Rewrite all of the rows below as a numbered list, skipping any blank lines and leaving out the pictures.

» DATASET ROWS:
>>>>>
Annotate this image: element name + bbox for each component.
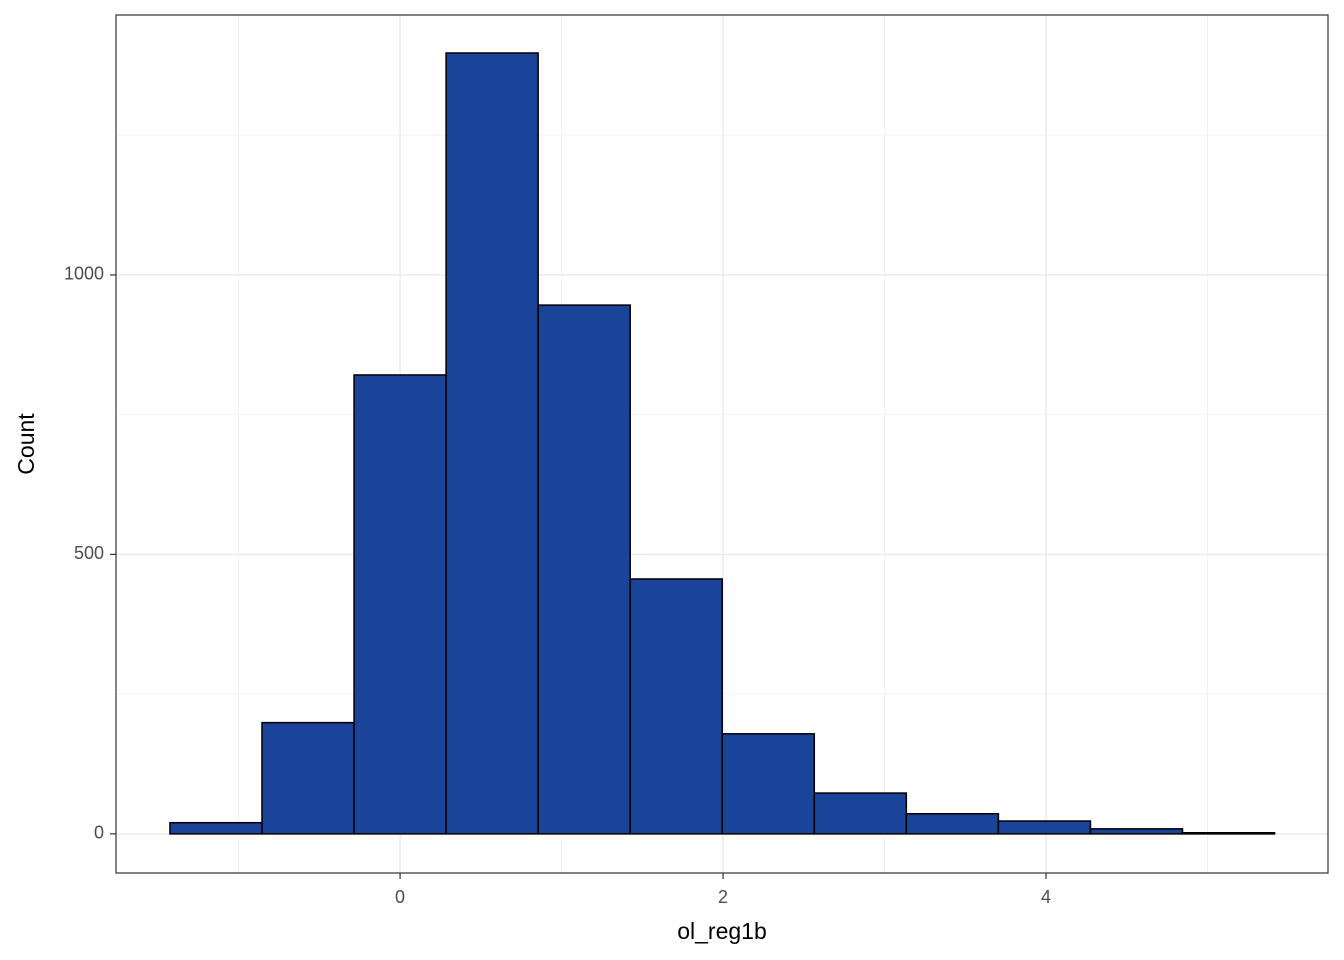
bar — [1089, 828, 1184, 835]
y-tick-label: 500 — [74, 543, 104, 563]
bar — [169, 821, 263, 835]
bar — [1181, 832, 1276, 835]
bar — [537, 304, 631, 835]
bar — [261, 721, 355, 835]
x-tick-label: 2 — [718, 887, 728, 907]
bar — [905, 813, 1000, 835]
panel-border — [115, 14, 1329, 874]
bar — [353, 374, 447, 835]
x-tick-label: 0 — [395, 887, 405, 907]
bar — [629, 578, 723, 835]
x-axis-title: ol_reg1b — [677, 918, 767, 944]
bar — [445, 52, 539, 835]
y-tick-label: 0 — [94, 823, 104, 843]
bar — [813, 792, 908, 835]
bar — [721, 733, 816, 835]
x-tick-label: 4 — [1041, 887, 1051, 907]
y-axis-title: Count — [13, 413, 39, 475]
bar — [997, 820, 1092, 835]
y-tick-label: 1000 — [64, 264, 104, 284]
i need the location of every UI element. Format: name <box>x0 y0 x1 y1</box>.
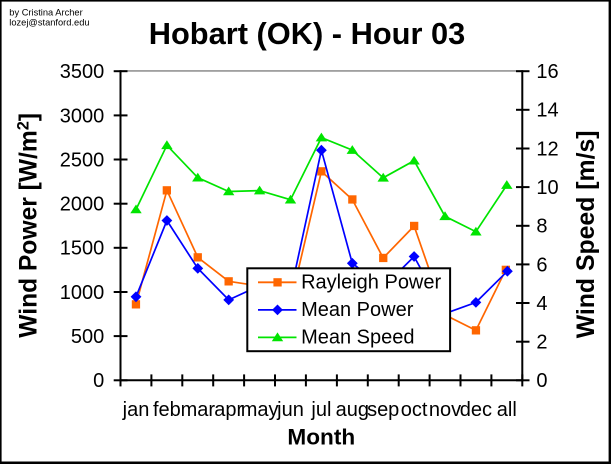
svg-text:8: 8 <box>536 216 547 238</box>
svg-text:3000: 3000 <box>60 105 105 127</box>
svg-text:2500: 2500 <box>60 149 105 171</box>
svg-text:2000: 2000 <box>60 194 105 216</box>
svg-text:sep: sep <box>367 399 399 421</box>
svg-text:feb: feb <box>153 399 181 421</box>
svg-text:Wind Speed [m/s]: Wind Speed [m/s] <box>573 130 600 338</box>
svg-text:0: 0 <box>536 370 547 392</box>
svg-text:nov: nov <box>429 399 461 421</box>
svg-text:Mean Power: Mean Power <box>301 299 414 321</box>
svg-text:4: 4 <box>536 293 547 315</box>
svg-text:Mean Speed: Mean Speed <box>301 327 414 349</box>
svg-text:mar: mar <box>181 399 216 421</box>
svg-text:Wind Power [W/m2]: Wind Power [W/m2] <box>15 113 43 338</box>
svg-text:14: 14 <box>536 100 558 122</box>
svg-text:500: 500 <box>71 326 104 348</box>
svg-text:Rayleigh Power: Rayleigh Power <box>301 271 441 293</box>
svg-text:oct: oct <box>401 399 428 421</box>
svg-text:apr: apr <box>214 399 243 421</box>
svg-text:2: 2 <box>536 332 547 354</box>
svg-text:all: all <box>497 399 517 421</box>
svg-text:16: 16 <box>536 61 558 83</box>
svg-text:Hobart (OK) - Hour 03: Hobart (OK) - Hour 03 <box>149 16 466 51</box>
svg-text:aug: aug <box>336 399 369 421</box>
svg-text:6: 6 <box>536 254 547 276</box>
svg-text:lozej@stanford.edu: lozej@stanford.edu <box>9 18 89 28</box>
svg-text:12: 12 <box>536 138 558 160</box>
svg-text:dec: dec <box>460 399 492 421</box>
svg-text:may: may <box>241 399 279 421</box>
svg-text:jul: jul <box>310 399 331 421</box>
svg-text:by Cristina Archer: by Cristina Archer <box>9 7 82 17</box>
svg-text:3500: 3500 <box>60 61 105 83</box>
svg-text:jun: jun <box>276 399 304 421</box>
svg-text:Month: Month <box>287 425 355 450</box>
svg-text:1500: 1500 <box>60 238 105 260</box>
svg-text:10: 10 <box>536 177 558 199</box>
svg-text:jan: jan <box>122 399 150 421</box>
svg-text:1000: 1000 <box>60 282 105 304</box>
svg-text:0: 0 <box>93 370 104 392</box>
<<<<<
» RESPONSE TO THE TASK:
1. Annotate this image: element name + bbox for each component.
2. bar — [1089, 828, 1184, 835]
3. y-tick-label: 500 — [74, 543, 104, 563]
4. bar — [169, 821, 263, 835]
5. bar — [1181, 832, 1276, 835]
6. bar — [537, 304, 631, 835]
7. bar — [261, 721, 355, 835]
8. x-tick-label: 2 — [718, 887, 728, 907]
9. bar — [905, 813, 1000, 835]
10. panel-border — [115, 14, 1329, 874]
11. bar — [353, 374, 447, 835]
12. x-tick-label: 0 — [395, 887, 405, 907]
13. bar — [629, 578, 723, 835]
14. x-axis-title: ol_reg1b — [677, 918, 767, 944]
15. bar — [445, 52, 539, 835]
16. y-tick-label: 0 — [94, 823, 104, 843]
17. bar — [813, 792, 908, 835]
18. bar — [721, 733, 816, 835]
19. x-tick-label: 4 — [1041, 887, 1051, 907]
20. y-axis-title: Count — [13, 413, 39, 475]
21. bar — [997, 820, 1092, 835]
22. y-tick-label: 1000 — [64, 264, 104, 284]
23. i need the location of every UI element. Format: name <box>x0 y0 x1 y1</box>.
24. svg-text:8: 8 <box>536 216 547 238</box>
25. svg-text:3000: 3000 <box>60 105 105 127</box>
26. svg-text:2500: 2500 <box>60 149 105 171</box>
27. svg-text:2000: 2000 <box>60 194 105 216</box>
28. svg-text:sep: sep <box>367 399 399 421</box>
29. svg-text:feb: feb <box>153 399 181 421</box>
30. svg-text:Wind Speed [m/s]: Wind Speed [m/s] <box>573 130 600 338</box>
31. svg-text:0: 0 <box>536 370 547 392</box>
32. svg-text:nov: nov <box>429 399 461 421</box>
33. svg-text:Mean Power: Mean Power <box>301 299 414 321</box>
34. svg-text:4: 4 <box>536 293 547 315</box>
35. svg-text:Mean Speed: Mean Speed <box>301 327 414 349</box>
36. svg-text:mar: mar <box>181 399 216 421</box>
37. svg-text:Wind Power [W/m2]: Wind Power [W/m2] <box>15 113 43 338</box>
38. svg-text:14: 14 <box>536 100 558 122</box>
39. svg-text:500: 500 <box>71 326 104 348</box>
40. svg-text:Rayleigh Power: Rayleigh Power <box>301 271 441 293</box>
41. svg-text:oct: oct <box>401 399 428 421</box>
42. svg-text:apr: apr <box>214 399 243 421</box>
43. svg-text:2: 2 <box>536 332 547 354</box>
44. svg-text:all: all <box>497 399 517 421</box>
45. svg-text:16: 16 <box>536 61 558 83</box>
46. svg-text:Hobart (OK) - Hour 03: Hobart (OK) - Hour 03 <box>149 16 466 51</box>
47. svg-text:aug: aug <box>336 399 369 421</box>
48. svg-text:6: 6 <box>536 254 547 276</box>
49. svg-text:lozej@stanford.edu: lozej@stanford.edu <box>9 18 89 28</box>
50. svg-text:12: 12 <box>536 138 558 160</box>
51. svg-text:dec: dec <box>460 399 492 421</box>
52. svg-text:may: may <box>241 399 279 421</box>
53. svg-text:jul: jul <box>310 399 331 421</box>
54. svg-text:by Cristina Archer: by Cristina Archer <box>9 7 82 17</box>
55. svg-text:3500: 3500 <box>60 61 105 83</box>
56. svg-text:jun: jun <box>276 399 304 421</box>
57. svg-text:Month: Month <box>287 425 355 450</box>
58. svg-text:1500: 1500 <box>60 238 105 260</box>
59. svg-text:10: 10 <box>536 177 558 199</box>
60. svg-text:jan: jan <box>122 399 150 421</box>
61. svg-text:1000: 1000 <box>60 282 105 304</box>
62. svg-text:0: 0 <box>93 370 104 392</box>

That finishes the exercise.